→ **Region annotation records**
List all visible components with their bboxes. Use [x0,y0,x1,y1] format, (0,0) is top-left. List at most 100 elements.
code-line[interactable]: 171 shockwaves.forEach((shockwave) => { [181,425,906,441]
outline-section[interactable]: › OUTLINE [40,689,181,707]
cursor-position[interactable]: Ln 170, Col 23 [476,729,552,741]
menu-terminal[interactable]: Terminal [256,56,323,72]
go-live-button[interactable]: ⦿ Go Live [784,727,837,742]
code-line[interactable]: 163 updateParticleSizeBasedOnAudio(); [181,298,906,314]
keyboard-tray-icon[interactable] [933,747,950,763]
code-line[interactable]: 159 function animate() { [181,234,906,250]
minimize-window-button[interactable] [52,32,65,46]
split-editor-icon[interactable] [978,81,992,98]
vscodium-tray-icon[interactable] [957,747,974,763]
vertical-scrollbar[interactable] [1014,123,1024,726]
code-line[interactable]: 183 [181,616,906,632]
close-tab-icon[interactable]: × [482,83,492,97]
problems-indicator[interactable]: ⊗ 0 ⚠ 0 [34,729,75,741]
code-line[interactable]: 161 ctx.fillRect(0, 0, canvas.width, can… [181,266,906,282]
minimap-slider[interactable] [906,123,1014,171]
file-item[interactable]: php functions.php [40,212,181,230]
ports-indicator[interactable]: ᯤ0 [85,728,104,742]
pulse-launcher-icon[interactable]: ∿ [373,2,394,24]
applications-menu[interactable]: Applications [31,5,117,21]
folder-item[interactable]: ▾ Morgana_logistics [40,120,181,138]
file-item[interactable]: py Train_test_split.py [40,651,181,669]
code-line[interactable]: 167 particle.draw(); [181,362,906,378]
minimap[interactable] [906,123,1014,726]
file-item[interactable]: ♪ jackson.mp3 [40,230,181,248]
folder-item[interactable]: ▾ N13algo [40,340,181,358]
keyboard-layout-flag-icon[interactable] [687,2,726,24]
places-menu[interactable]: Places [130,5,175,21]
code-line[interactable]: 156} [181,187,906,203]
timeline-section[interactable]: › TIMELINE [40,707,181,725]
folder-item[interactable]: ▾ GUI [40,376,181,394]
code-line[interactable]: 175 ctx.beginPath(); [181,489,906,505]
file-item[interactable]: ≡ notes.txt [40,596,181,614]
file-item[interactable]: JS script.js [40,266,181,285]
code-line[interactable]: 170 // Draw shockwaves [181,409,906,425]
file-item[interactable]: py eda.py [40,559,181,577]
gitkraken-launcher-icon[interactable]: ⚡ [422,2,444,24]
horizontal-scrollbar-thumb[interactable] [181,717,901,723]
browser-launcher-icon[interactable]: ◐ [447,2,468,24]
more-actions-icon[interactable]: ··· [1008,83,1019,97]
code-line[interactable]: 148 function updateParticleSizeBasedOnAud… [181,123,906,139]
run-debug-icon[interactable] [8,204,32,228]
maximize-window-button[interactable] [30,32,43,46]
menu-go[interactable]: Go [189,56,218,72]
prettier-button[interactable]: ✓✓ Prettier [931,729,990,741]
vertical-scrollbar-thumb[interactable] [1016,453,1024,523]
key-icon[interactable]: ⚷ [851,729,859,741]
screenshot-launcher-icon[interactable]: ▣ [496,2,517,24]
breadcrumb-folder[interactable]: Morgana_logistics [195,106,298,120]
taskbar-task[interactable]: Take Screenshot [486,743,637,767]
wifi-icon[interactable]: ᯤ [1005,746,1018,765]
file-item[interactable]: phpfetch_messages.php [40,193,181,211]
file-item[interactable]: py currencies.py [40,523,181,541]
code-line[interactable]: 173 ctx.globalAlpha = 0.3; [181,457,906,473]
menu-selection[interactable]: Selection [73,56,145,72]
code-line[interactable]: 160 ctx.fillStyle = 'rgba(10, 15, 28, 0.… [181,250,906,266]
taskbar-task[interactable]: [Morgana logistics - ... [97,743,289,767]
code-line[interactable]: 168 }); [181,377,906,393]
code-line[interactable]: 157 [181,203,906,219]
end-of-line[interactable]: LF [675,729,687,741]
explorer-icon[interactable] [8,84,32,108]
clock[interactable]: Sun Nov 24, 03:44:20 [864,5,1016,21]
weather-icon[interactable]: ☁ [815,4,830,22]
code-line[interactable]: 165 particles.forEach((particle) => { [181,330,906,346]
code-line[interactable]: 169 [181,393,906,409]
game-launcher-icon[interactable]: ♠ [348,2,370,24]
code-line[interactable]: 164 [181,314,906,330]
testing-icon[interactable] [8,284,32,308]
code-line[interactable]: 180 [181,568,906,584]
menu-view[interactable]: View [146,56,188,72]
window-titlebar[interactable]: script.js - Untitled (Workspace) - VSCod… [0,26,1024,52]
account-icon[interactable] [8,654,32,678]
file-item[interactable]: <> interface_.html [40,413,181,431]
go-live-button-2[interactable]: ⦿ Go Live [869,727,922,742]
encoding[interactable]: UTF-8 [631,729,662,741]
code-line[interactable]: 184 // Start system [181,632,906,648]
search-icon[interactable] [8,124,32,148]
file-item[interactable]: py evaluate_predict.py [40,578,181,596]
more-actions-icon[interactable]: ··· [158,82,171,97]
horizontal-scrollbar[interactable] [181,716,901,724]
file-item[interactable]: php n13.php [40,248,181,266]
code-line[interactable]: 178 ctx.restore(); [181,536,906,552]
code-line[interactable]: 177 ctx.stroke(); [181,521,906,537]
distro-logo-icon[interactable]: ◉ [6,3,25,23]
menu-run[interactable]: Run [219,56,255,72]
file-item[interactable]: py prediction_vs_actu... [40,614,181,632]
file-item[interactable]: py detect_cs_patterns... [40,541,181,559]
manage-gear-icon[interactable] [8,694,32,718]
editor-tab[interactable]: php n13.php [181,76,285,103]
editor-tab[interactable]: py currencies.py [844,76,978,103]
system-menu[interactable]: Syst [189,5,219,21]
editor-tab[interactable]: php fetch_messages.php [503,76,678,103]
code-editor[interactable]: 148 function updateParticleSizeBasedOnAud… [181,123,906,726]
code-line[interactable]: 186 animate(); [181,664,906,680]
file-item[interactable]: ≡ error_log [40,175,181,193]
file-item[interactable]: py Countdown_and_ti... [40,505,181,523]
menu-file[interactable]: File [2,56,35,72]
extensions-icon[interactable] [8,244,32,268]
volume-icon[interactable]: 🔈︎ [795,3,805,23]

→ **Exercise directions**
Reproduce the records above line for line, without any changes.

→ **The result**
List all visible components with their bboxes. Use [x0,y0,x1,y1] format, (0,0) is top-left. List at most 100 elements.
code-line[interactable]: 171 shockwaves.forEach((shockwave) => { [181,425,906,441]
outline-section[interactable]: › OUTLINE [40,689,181,707]
cursor-position[interactable]: Ln 170, Col 23 [476,729,552,741]
menu-terminal[interactable]: Terminal [256,56,323,72]
go-live-button[interactable]: ⦿ Go Live [784,727,837,742]
code-line[interactable]: 163 updateParticleSizeBasedOnAudio(); [181,298,906,314]
keyboard-tray-icon[interactable] [933,747,950,763]
code-line[interactable]: 159 function animate() { [181,234,906,250]
minimize-window-button[interactable] [52,32,65,46]
split-editor-icon[interactable] [978,81,992,98]
vscodium-tray-icon[interactable] [957,747,974,763]
vertical-scrollbar[interactable] [1014,123,1024,726]
code-line[interactable]: 183 [181,616,906,632]
close-tab-icon[interactable]: × [482,83,492,97]
problems-indicator[interactable]: ⊗ 0 ⚠ 0 [34,729,75,741]
code-line[interactable]: 161 ctx.fillRect(0, 0, canvas.width, can… [181,266,906,282]
minimap-slider[interactable] [906,123,1014,171]
file-item[interactable]: php functions.php [40,212,181,230]
ports-indicator[interactable]: ᯤ0 [85,728,104,742]
pulse-launcher-icon[interactable]: ∿ [373,2,394,24]
applications-menu[interactable]: Applications [31,5,117,21]
folder-item[interactable]: ▾ Morgana_logistics [40,120,181,138]
file-item[interactable]: py Train_test_split.py [40,651,181,669]
code-line[interactable]: 167 particle.draw(); [181,362,906,378]
minimap[interactable] [906,123,1014,726]
file-item[interactable]: ♪ jackson.mp3 [40,230,181,248]
folder-item[interactable]: ▾ N13algo [40,340,181,358]
keyboard-layout-flag-icon[interactable] [687,2,726,24]
places-menu[interactable]: Places [130,5,175,21]
code-line[interactable]: 156} [181,187,906,203]
timeline-section[interactable]: › TIMELINE [40,707,181,725]
folder-item[interactable]: ▾ GUI [40,376,181,394]
code-line[interactable]: 175 ctx.beginPath(); [181,489,906,505]
file-item[interactable]: ≡ notes.txt [40,596,181,614]
file-item[interactable]: JS script.js [40,266,181,285]
code-line[interactable]: 170 // Draw shockwaves [181,409,906,425]
file-item[interactable]: py eda.py [40,559,181,577]
gitkraken-launcher-icon[interactable]: ⚡ [422,2,444,24]
horizontal-scrollbar-thumb[interactable] [181,717,901,723]
browser-launcher-icon[interactable]: ◐ [447,2,468,24]
more-actions-icon[interactable]: ··· [1008,83,1019,97]
code-line[interactable]: 148 function updateParticleSizeBasedOnAud… [181,123,906,139]
run-debug-icon[interactable] [8,204,32,228]
maximize-window-button[interactable] [30,32,43,46]
menu-go[interactable]: Go [189,56,218,72]
prettier-button[interactable]: ✓✓ Prettier [931,729,990,741]
vertical-scrollbar-thumb[interactable] [1016,453,1024,523]
key-icon[interactable]: ⚷ [851,729,859,741]
screenshot-launcher-icon[interactable]: ▣ [496,2,517,24]
breadcrumb-folder[interactable]: Morgana_logistics [195,106,298,120]
taskbar-task[interactable]: Take Screenshot [486,743,637,767]
wifi-icon[interactable]: ᯤ [1005,746,1018,765]
file-item[interactable]: phpfetch_messages.php [40,193,181,211]
file-item[interactable]: py currencies.py [40,523,181,541]
code-line[interactable]: 173 ctx.globalAlpha = 0.3; [181,457,906,473]
menu-selection[interactable]: Selection [73,56,145,72]
code-line[interactable]: 160 ctx.fillStyle = 'rgba(10, 15, 28, 0.… [181,250,906,266]
taskbar-task[interactable]: [Morgana logistics - ... [97,743,289,767]
code-line[interactable]: 168 }); [181,377,906,393]
code-line[interactable]: 157 [181,203,906,219]
end-of-line[interactable]: LF [675,729,687,741]
explorer-icon[interactable] [8,84,32,108]
clock[interactable]: Sun Nov 24, 03:44:20 [864,5,1016,21]
weather-icon[interactable]: ☁ [815,4,830,22]
code-line[interactable]: 165 particles.forEach((particle) => { [181,330,906,346]
code-line[interactable]: 169 [181,393,906,409]
game-launcher-icon[interactable]: ♠ [348,2,370,24]
code-line[interactable]: 164 [181,314,906,330]
testing-icon[interactable] [8,284,32,308]
code-line[interactable]: 180 [181,568,906,584]
menu-view[interactable]: View [146,56,188,72]
window-titlebar[interactable]: script.js - Untitled (Workspace) - VSCod… [0,26,1024,52]
account-icon[interactable] [8,654,32,678]
file-item[interactable]: <> interface_.html [40,413,181,431]
go-live-button-2[interactable]: ⦿ Go Live [869,727,922,742]
encoding[interactable]: UTF-8 [631,729,662,741]
code-line[interactable]: 184 // Start system [181,632,906,648]
search-icon[interactable] [8,124,32,148]
file-item[interactable]: py evaluate_predict.py [40,578,181,596]
more-actions-icon[interactable]: ··· [158,82,171,97]
horizontal-scrollbar[interactable] [181,716,901,724]
file-item[interactable]: php n13.php [40,248,181,266]
code-line[interactable]: 178 ctx.restore(); [181,536,906,552]
code-line[interactable]: 177 ctx.stroke(); [181,521,906,537]
distro-logo-icon[interactable]: ◉ [6,3,25,23]
menu-run[interactable]: Run [219,56,255,72]
file-item[interactable]: py prediction_vs_actu... [40,614,181,632]
file-item[interactable]: py detect_cs_patterns... [40,541,181,559]
manage-gear-icon[interactable] [8,694,32,718]
editor-tab[interactable]: php n13.php [181,76,285,103]
editor-tab[interactable]: py currencies.py [844,76,978,103]
system-menu[interactable]: Syst [189,5,219,21]
editor-tab[interactable]: php fetch_messages.php [503,76,678,103]
code-editor[interactable]: 148 function updateParticleSizeBasedOnAud… [181,123,906,726]
code-line[interactable]: 186 animate(); [181,664,906,680]
file-item[interactable]: ≡ error_log [40,175,181,193]
file-item[interactable]: py Countdown_and_ti... [40,505,181,523]
menu-file[interactable]: File [2,56,35,72]
extensions-icon[interactable] [8,244,32,268]
volume-icon[interactable]: 🔈︎ [795,3,805,23]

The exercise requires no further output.